* _What you should do_: Below is the data. Give it again, complete and exact.

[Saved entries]
------------------------------------------------------------
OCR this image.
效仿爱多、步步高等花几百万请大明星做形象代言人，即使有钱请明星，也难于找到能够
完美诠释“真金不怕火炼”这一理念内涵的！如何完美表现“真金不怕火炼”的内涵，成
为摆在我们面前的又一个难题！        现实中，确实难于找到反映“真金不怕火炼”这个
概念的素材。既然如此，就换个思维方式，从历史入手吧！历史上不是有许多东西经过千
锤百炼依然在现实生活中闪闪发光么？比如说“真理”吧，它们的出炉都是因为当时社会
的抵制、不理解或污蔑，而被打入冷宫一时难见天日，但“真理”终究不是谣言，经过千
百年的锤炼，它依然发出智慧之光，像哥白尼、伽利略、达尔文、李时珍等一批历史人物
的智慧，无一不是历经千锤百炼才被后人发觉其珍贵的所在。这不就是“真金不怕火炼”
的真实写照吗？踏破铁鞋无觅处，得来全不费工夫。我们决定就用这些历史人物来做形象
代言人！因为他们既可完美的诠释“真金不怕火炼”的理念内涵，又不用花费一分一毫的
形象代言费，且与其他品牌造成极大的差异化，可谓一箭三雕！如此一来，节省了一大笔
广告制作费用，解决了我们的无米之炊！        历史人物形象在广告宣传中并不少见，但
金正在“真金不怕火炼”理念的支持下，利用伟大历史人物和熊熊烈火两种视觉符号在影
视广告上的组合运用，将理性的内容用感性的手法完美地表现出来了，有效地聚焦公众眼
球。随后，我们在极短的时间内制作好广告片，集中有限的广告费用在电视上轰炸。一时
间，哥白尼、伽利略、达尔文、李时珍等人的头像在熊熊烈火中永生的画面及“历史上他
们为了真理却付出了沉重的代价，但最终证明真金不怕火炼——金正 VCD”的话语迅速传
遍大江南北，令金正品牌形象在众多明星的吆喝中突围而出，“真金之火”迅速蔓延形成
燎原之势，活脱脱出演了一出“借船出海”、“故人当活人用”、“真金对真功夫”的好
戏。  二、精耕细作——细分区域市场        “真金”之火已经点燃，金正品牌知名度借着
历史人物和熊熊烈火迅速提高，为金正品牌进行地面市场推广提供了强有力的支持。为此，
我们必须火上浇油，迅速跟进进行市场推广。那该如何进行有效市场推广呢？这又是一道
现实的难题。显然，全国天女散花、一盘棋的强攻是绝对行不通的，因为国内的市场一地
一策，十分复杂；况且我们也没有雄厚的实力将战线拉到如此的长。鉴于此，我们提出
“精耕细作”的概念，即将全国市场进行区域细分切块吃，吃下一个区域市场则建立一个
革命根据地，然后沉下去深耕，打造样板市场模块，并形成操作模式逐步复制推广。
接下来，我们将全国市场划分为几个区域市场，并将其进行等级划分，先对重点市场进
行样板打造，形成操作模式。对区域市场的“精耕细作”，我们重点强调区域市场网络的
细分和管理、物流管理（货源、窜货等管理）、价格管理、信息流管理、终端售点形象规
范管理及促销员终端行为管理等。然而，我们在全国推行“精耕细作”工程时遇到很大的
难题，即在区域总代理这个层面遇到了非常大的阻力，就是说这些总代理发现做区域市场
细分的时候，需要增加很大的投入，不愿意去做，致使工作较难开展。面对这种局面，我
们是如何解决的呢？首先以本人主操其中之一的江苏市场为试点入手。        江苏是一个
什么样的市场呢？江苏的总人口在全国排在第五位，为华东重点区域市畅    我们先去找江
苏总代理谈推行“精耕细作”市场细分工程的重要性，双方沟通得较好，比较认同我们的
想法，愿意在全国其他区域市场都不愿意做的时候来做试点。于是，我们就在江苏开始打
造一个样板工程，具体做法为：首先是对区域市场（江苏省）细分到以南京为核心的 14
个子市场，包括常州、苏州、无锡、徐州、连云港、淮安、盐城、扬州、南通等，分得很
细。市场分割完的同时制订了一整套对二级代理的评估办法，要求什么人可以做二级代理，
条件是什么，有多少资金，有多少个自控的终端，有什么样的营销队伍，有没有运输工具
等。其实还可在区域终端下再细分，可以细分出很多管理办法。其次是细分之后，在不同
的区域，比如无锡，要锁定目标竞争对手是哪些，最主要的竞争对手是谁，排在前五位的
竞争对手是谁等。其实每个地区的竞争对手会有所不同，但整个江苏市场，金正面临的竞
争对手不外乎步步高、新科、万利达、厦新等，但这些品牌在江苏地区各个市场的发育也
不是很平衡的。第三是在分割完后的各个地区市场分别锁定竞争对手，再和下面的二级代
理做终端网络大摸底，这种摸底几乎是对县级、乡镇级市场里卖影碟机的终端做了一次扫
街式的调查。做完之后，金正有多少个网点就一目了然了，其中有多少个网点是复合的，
------------------------------------------------------------
* _Final result_:
OCR this image.
效仿爱多、步步高等花几百万请大明星做形象代言人，即使有钱请明星，也难于找到能够
完美诠释“真金不怕火炼”这一理念内涵的！如何完美表现“真金不怕火炼”的内涵，成
为摆在我们面前的又一个难题！        现实中，确实难于找到反映“真金不怕火炼”这个
概念的素材。既然如此，就换个思维方式，从历史入手吧！历史上不是有许多东西经过千
锤百炼依然在现实生活中闪闪发光么？比如说“真理”吧，它们的出炉都是因为当时社会
的抵制、不理解或污蔑，而被打入冷宫一时难见天日，但“真理”终究不是谣言，经过千
百年的锤炼，它依然发出智慧之光，像哥白尼、伽利略、达尔文、李时珍等一批历史人物
的智慧，无一不是历经千锤百炼才被后人发觉其珍贵的所在。这不就是“真金不怕火炼”
的真实写照吗？踏破铁鞋无觅处，得来全不费工夫。我们决定就用这些历史人物来做形象
代言人！因为他们既可完美的诠释“真金不怕火炼”的理念内涵，又不用花费一分一毫的
形象代言费，且与其他品牌造成极大的差异化，可谓一箭三雕！如此一来，节省了一大笔
广告制作费用，解决了我们的无米之炊！        历史人物形象在广告宣传中并不少见，但
金正在“真金不怕火炼”理念的支持下，利用伟大历史人物和熊熊烈火两种视觉符号在影
视广告上的组合运用，将理性的内容用感性的手法完美地表现出来了，有效地聚焦公众眼
球。随后，我们在极短的时间内制作好广告片，集中有限的广告费用在电视上轰炸。一时
间，哥白尼、伽利略、达尔文、李时珍等人的头像在熊熊烈火中永生的画面及“历史上他
们为了真理却付出了沉重的代价，但最终证明真金不怕火炼——金正 VCD”的话语迅速传
遍大江南北，令金正品牌形象在众多明星的吆喝中突围而出，“真金之火”迅速蔓延形成
燎原之势，活脱脱出演了一出“借船出海”、“故人当活人用”、“真金对真功夫”的好
戏。  二、精耕细作——细分区域市场        “真金”之火已经点燃，金正品牌知名度借着
历史人物和熊熊烈火迅速提高，为金正品牌进行地面市场推广提供了强有力的支持。为此，
我们必须火上浇油，迅速跟进进行市场推广。那该如何进行有效市场推广呢？这又是一道
现实的难题。显然，全国天女散花、一盘棋的强攻是绝对行不通的，因为国内的市场一地
一策，十分复杂；况且我们也没有雄厚的实力将战线拉到如此的长。鉴于此，我们提出
“精耕细作”的概念，即将全国市场进行区域细分切块吃，吃下一个区域市场则建立一个
革命根据地，然后沉下去深耕，打造样板市场模块，并形成操作模式逐步复制推广。
接下来，我们将全国市场划分为几个区域市场，并将其进行等级划分，先对重点市场进
行样板打造，形成操作模式。对区域市场的“精耕细作”，我们重点强调区域市场网络的
细分和管理、物流管理（货源、窜货等管理）、价格管理、信息流管理、终端售点形象规
范管理及促销员终端行为管理等。然而，我们在全国推行“精耕细作”工程时遇到很大的
难题，即在区域总代理这个层面遇到了非常大的阻力，就是说这些总代理发现做区域市场
细分的时候，需要增加很大的投入，不愿意去做，致使工作较难开展。面对这种局面，我
们是如何解决的呢？首先以本人主操其中之一的江苏市场为试点入手。        江苏是一个
什么样的市场呢？江苏的总人口在全国排在第五位，为华东重点区域市畅    我们先去找江
苏总代理谈推行“精耕细作”市场细分工程的重要性，双方沟通得较好，比较认同我们的
想法，愿意在全国其他区域市场都不愿意做的时候来做试点。于是，我们就在江苏开始打
造一个样板工程，具体做法为：首先是对区域市场（江苏省）细分到以南京为核心的 14
个子市场，包括常州、苏州、无锡、徐州、连云港、淮安、盐城、扬州、南通等，分得很
细。市场分割完的同时制订了一整套对二级代理的评估办法，要求什么人可以做二级代理，
条件是什么，有多少资金，有多少个自控的终端，有什么样的营销队伍，有没有运输工具
等。其实还可在区域终端下再细分，可以细分出很多管理办法。其次是细分之后，在不同
的区域，比如无锡，要锁定目标竞争对手是哪些，最主要的竞争对手是谁，排在前五位的
竞争对手是谁等。其实每个地区的竞争对手会有所不同，但整个江苏市场，金正面临的竞
争对手不外乎步步高、新科、万利达、厦新等，但这些品牌在江苏地区各个市场的发育也
不是很平衡的。第三是在分割完后的各个地区市场分别锁定竞争对手，再和下面的二级代
理做终端网络大摸底，这种摸底几乎是对县级、乡镇级市场里卖影碟机的终端做了一次扫
街式的调查。做完之后，金正有多少个网点就一目了然了，其中有多少个网点是复合的，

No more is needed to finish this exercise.